§ **GOAL OF THE EXERCISE**
Work through the data and report how many lines include the string "ylabel", giving the number alone.

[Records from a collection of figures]

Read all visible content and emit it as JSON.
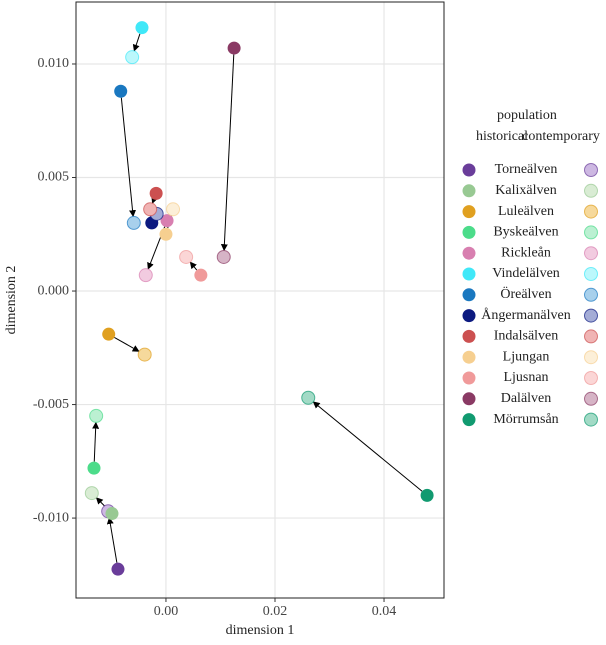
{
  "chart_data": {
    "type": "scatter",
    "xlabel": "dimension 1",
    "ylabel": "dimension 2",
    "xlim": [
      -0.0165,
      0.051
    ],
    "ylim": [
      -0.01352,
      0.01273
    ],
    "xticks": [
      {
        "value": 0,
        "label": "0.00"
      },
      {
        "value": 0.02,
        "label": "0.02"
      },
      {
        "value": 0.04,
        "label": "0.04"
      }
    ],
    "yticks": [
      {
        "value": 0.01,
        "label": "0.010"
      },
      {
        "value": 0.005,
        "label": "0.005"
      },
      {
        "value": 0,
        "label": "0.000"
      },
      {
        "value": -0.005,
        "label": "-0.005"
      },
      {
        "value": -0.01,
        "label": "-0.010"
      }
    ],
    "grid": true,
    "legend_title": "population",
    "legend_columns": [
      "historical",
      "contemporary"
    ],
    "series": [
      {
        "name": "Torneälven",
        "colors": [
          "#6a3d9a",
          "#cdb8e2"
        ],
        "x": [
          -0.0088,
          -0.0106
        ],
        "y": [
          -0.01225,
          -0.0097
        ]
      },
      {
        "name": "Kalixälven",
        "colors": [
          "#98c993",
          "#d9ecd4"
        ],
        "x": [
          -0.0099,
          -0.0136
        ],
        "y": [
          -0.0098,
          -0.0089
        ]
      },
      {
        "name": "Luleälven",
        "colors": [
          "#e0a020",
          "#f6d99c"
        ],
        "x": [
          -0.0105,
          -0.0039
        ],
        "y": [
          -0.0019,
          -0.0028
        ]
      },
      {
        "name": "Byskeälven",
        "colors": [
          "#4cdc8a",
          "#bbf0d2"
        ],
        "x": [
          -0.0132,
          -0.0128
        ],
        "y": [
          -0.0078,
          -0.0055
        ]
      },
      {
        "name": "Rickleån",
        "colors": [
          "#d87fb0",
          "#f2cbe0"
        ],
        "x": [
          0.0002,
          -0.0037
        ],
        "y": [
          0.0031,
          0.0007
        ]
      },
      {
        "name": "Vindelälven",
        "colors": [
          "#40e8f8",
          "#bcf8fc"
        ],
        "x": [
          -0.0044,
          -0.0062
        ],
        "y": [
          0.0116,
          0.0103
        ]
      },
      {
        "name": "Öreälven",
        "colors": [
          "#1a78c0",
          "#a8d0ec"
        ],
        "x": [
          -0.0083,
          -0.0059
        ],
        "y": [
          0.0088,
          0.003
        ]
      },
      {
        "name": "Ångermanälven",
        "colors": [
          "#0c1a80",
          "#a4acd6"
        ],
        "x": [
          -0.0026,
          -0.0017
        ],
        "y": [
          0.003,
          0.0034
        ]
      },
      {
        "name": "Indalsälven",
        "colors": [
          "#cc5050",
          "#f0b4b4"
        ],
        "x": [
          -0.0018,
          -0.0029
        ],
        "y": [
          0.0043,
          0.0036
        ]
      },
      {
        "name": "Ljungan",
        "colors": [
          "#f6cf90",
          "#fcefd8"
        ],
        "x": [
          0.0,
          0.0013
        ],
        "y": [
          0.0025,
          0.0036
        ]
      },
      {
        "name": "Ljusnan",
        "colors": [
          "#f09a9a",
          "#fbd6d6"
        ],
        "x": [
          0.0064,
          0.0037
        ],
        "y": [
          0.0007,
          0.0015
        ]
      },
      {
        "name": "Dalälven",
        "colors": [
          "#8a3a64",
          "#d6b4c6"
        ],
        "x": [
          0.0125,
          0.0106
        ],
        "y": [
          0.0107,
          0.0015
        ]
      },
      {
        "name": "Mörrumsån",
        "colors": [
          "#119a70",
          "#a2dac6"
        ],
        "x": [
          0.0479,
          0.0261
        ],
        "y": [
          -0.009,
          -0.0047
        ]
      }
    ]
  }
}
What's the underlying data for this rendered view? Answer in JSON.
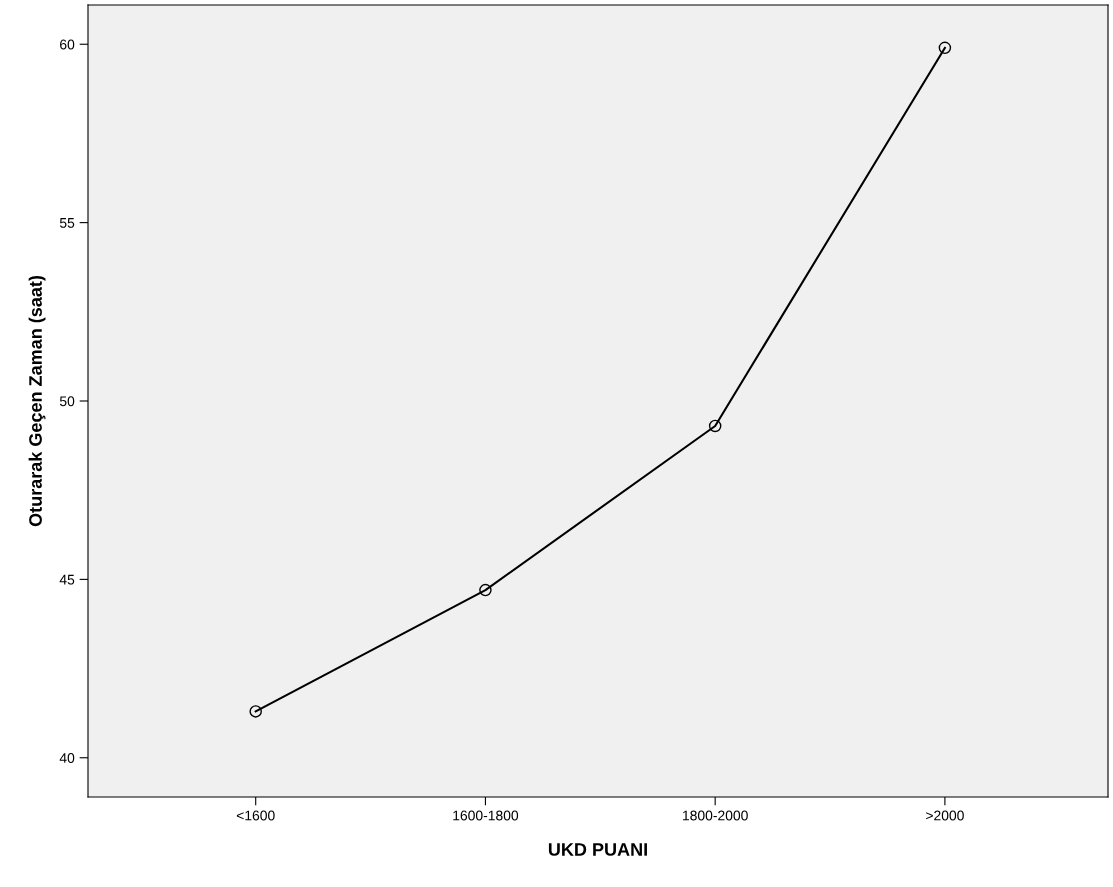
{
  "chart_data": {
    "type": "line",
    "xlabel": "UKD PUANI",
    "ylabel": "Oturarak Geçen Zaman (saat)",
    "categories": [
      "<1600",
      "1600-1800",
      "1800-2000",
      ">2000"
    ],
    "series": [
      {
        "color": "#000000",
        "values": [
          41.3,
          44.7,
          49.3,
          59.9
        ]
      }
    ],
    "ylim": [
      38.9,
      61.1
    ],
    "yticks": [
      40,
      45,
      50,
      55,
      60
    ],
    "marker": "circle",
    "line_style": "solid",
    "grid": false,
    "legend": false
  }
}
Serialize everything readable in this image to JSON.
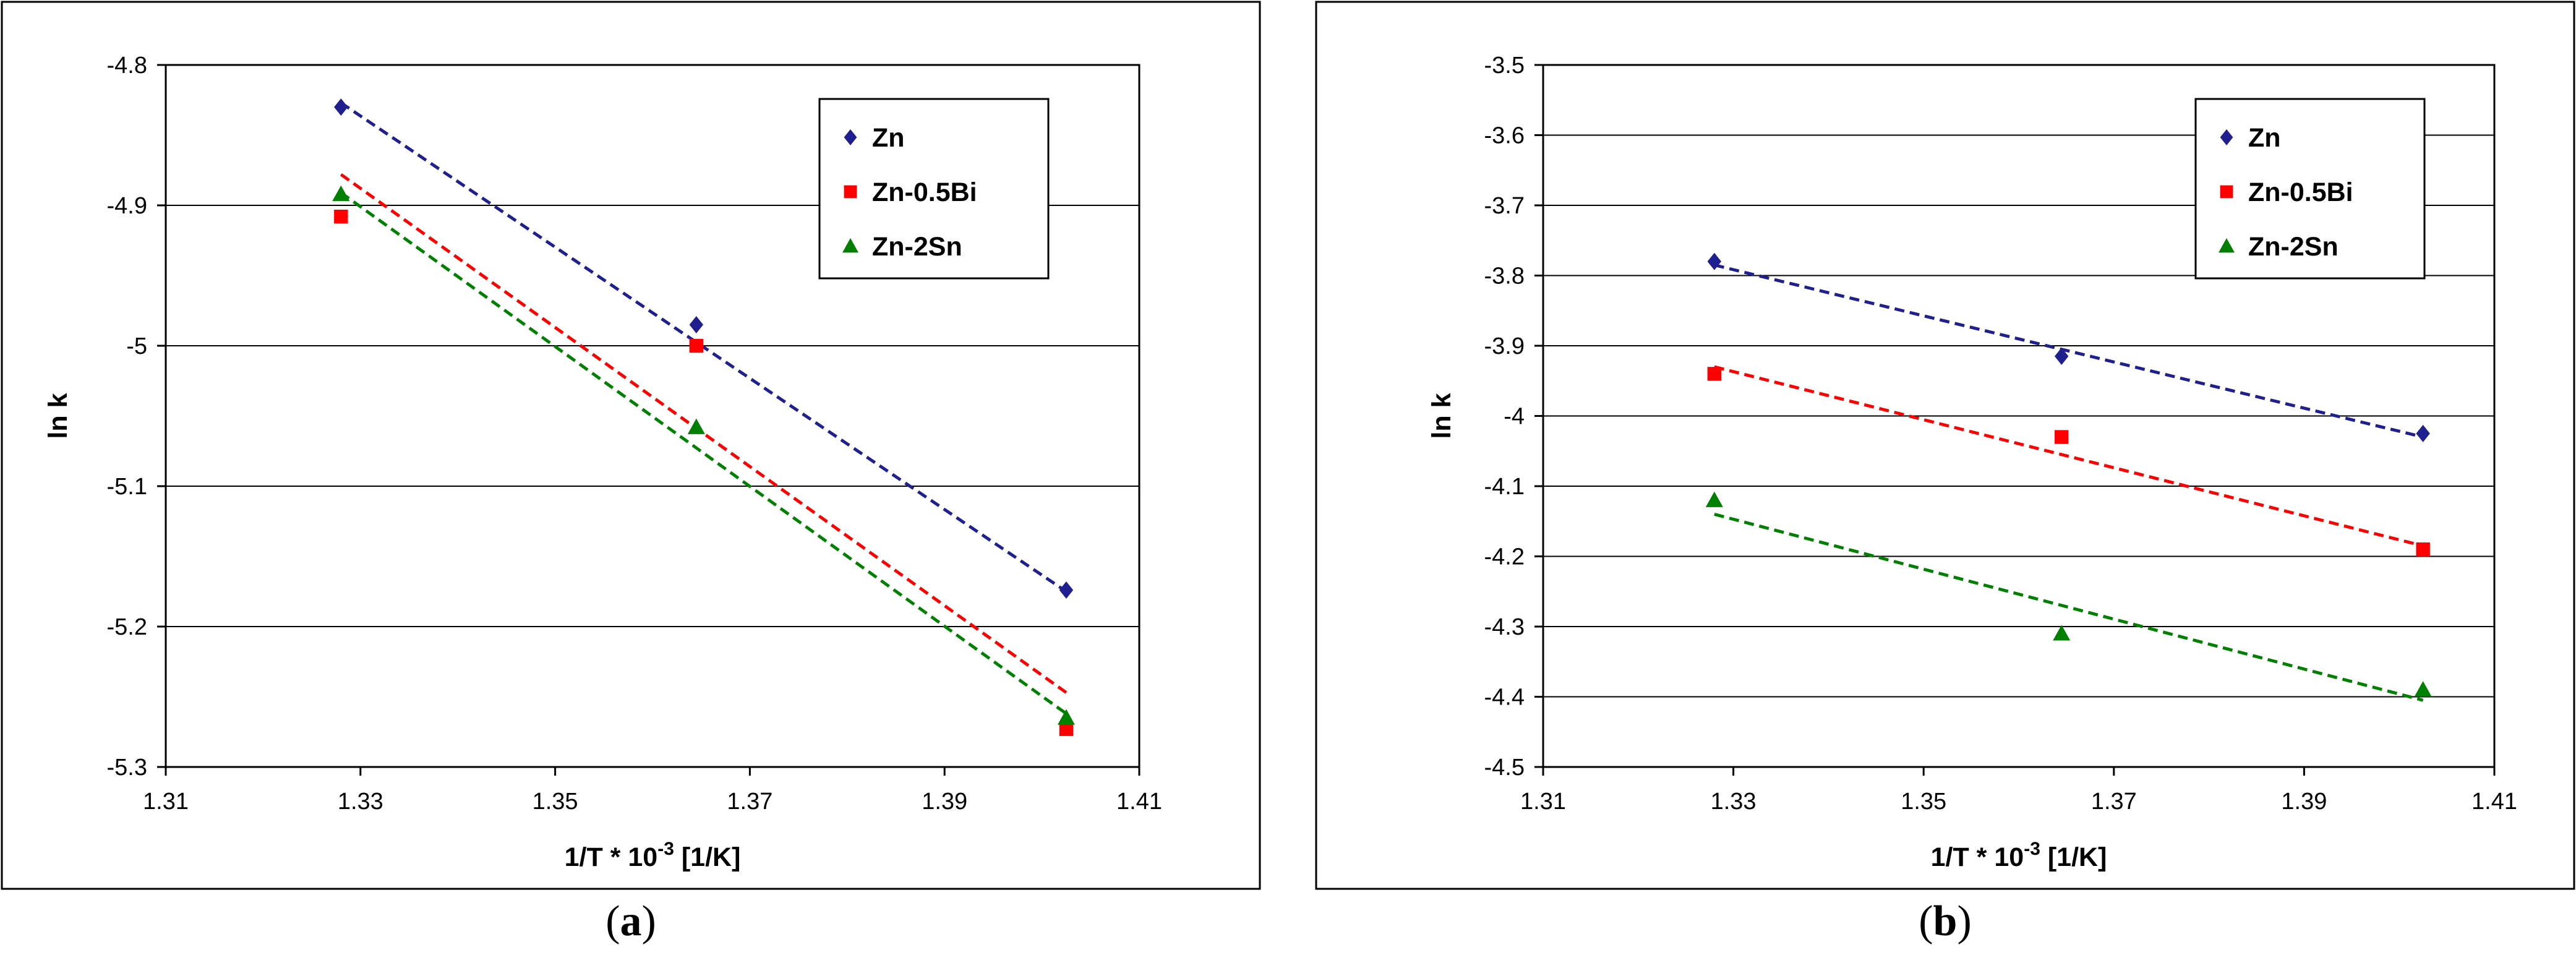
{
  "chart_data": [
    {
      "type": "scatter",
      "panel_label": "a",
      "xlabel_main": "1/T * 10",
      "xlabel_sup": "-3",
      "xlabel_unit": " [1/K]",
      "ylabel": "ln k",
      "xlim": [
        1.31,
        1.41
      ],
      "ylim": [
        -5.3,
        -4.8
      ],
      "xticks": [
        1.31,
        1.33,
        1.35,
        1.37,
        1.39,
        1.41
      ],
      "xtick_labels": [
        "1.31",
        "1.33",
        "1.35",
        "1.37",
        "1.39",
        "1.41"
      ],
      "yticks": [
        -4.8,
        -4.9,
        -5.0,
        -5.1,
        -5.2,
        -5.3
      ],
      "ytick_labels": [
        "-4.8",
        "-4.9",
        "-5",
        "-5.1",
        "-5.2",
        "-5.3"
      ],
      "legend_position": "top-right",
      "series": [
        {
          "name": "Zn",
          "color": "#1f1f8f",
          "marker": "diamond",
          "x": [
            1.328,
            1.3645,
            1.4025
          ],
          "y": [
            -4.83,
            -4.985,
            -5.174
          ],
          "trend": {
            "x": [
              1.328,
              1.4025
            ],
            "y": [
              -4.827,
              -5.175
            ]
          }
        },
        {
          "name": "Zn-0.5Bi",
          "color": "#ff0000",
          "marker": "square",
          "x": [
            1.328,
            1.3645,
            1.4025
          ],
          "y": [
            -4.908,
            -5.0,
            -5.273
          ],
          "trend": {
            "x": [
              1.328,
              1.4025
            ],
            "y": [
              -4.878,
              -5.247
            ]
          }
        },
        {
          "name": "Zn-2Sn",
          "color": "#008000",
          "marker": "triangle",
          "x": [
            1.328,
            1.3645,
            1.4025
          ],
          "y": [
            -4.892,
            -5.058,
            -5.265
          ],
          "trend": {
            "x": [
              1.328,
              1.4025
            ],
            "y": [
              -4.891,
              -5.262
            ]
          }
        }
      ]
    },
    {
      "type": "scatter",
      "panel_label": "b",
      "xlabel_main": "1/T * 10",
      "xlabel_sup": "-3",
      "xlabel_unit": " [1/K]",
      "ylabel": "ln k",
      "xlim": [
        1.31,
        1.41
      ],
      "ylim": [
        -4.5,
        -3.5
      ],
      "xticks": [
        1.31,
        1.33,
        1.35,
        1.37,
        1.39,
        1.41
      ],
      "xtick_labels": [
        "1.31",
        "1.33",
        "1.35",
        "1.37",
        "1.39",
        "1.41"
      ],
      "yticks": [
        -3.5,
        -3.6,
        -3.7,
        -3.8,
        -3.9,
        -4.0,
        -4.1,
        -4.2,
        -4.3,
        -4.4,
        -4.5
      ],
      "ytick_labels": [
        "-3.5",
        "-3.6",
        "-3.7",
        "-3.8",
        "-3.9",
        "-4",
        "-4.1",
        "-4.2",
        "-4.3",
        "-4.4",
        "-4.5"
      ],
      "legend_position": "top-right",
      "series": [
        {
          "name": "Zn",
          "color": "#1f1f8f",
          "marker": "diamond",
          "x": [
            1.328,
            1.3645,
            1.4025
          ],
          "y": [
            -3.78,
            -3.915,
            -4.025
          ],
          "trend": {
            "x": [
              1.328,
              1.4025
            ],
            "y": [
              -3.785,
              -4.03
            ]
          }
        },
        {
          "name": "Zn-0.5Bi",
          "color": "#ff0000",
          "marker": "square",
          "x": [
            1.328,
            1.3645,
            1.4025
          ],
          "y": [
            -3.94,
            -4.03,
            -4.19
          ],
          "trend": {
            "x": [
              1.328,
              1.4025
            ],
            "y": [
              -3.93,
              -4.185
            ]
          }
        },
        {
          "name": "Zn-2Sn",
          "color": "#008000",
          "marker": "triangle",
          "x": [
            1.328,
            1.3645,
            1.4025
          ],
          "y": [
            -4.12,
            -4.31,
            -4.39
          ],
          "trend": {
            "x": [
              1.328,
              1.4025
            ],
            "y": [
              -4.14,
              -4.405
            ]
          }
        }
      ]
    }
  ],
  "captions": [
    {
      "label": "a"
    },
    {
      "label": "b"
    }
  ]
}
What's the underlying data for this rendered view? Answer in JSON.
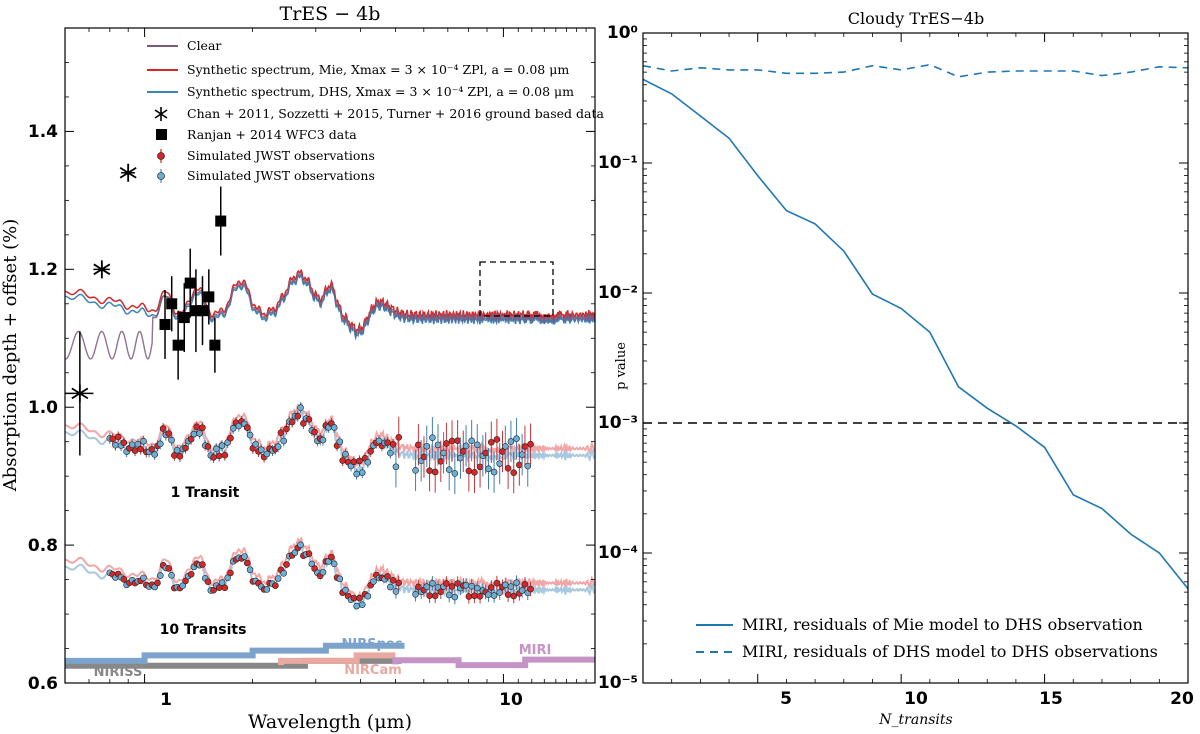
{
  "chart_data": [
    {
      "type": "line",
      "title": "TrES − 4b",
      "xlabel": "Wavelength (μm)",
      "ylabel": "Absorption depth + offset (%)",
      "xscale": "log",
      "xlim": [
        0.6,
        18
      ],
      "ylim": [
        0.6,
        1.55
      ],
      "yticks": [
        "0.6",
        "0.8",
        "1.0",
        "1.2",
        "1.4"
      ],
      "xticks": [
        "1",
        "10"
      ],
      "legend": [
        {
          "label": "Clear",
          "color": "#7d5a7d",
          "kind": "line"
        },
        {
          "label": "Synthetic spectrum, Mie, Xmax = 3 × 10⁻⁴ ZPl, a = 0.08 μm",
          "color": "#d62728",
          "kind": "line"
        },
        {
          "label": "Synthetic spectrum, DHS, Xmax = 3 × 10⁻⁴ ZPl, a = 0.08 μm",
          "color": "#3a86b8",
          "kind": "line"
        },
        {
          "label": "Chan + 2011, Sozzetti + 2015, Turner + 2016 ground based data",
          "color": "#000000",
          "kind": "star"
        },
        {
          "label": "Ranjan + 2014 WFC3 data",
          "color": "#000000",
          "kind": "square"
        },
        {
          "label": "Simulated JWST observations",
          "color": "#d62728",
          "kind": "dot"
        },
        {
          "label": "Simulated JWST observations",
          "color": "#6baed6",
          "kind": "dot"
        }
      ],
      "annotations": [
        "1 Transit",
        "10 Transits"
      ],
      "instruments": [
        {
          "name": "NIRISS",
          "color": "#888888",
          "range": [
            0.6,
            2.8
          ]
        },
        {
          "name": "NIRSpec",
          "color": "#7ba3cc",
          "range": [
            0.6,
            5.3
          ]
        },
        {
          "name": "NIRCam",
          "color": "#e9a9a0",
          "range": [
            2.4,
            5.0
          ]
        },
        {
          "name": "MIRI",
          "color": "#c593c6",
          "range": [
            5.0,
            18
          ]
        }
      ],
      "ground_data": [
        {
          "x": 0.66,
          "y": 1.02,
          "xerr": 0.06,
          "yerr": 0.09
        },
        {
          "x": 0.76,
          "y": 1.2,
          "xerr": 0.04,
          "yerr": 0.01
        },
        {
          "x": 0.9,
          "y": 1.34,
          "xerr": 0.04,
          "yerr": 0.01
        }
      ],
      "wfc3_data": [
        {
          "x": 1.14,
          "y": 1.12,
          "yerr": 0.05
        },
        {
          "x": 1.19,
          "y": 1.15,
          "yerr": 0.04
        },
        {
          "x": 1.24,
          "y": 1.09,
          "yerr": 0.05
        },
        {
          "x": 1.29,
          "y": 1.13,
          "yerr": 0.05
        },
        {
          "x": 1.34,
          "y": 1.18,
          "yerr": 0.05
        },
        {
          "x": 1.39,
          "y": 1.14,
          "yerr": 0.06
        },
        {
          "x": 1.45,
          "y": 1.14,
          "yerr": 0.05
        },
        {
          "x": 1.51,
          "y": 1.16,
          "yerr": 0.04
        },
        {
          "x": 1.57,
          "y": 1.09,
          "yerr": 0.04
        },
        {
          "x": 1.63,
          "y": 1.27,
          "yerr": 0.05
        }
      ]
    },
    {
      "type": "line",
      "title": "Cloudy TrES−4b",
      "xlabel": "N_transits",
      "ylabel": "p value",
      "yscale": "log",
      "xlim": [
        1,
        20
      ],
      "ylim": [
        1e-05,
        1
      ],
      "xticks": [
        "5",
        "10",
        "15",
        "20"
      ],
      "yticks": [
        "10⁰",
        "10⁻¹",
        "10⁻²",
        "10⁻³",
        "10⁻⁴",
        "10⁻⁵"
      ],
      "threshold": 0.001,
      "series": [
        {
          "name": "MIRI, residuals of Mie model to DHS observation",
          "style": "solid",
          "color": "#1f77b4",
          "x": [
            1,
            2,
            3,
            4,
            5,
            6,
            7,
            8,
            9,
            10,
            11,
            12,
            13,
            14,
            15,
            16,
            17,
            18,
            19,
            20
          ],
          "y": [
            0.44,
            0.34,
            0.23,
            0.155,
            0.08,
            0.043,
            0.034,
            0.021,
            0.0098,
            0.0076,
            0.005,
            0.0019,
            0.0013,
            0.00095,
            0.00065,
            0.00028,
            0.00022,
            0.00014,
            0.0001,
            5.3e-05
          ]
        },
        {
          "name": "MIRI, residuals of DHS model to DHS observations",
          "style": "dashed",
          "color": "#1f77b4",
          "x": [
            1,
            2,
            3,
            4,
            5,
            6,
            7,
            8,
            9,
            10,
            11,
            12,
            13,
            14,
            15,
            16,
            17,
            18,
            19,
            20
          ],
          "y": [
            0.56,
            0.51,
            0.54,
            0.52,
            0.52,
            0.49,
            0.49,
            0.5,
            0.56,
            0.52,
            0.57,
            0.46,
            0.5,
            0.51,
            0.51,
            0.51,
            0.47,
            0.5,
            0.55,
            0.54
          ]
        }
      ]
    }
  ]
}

§ **OUTPUT OF THE TASK**
6